:: Short task ::
Transcribe all the records exactly and omit any images they hold.

:: Supplied material ::

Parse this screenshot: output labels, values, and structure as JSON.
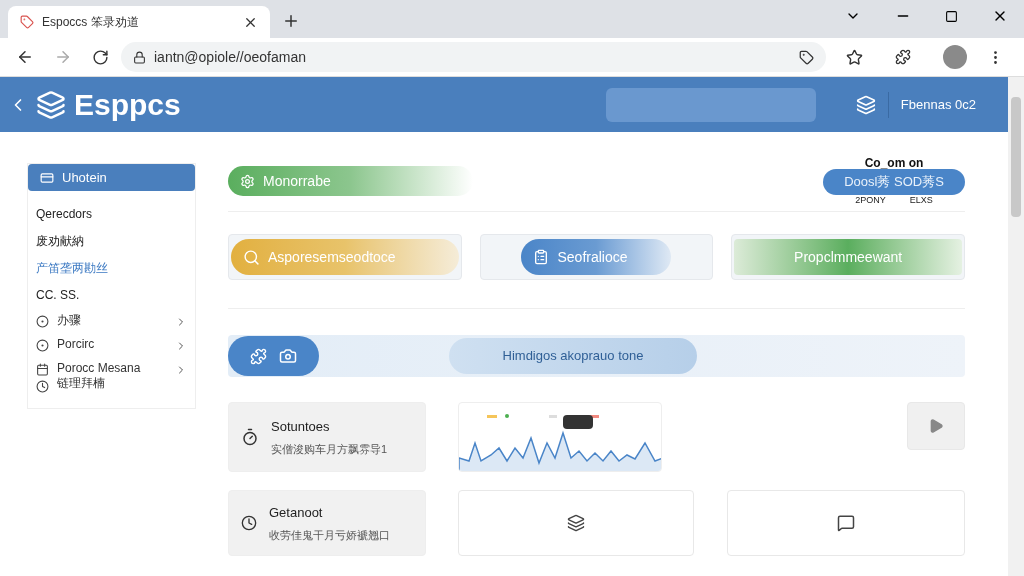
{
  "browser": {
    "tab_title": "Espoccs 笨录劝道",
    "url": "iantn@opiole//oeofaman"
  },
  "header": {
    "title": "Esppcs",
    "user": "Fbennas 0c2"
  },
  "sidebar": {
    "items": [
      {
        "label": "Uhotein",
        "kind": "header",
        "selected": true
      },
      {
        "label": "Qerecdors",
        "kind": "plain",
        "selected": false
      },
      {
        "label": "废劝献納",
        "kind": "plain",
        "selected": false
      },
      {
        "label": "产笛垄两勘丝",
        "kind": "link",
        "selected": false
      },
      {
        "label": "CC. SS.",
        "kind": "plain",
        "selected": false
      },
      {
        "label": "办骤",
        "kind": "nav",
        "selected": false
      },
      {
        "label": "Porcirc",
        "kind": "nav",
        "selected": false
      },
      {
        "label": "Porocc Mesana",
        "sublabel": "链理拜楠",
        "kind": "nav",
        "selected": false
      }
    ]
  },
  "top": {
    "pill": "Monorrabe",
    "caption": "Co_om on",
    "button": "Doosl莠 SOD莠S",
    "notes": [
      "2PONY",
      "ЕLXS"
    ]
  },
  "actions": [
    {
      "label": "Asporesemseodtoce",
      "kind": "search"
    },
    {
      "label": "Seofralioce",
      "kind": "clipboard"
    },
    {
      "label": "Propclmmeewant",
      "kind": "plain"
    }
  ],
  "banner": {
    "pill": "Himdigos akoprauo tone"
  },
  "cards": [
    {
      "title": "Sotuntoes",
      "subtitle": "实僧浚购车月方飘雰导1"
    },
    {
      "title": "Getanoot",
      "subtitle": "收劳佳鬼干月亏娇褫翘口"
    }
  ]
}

:: The result ::
Parse this screenshot: output labels, values, and structure as JSON.
{
  "browser": {
    "tab_title": "Espoccs 笨录劝道",
    "url": "iantn@opiole//oeofaman"
  },
  "header": {
    "title": "Esppcs",
    "user": "Fbennas 0c2"
  },
  "sidebar": {
    "items": [
      {
        "label": "Uhotein",
        "kind": "header",
        "selected": true
      },
      {
        "label": "Qerecdors",
        "kind": "plain",
        "selected": false
      },
      {
        "label": "废劝献納",
        "kind": "plain",
        "selected": false
      },
      {
        "label": "产笛垄两勘丝",
        "kind": "link",
        "selected": false
      },
      {
        "label": "CC. SS.",
        "kind": "plain",
        "selected": false
      },
      {
        "label": "办骤",
        "kind": "nav",
        "selected": false
      },
      {
        "label": "Porcirc",
        "kind": "nav",
        "selected": false
      },
      {
        "label": "Porocc Mesana",
        "sublabel": "链理拜楠",
        "kind": "nav",
        "selected": false
      }
    ]
  },
  "top": {
    "pill": "Monorrabe",
    "caption": "Co_om on",
    "button": "Doosl莠 SOD莠S",
    "notes": [
      "2PONY",
      "ЕLXS"
    ]
  },
  "actions": [
    {
      "label": "Asporesemseodtoce",
      "kind": "search"
    },
    {
      "label": "Seofralioce",
      "kind": "clipboard"
    },
    {
      "label": "Propclmmeewant",
      "kind": "plain"
    }
  ],
  "banner": {
    "pill": "Himdigos akoprauo tone"
  },
  "cards": [
    {
      "title": "Sotuntoes",
      "subtitle": "实僧浚购车月方飘雰导1"
    },
    {
      "title": "Getanoot",
      "subtitle": "收劳佳鬼干月亏娇褫翘口"
    }
  ]
}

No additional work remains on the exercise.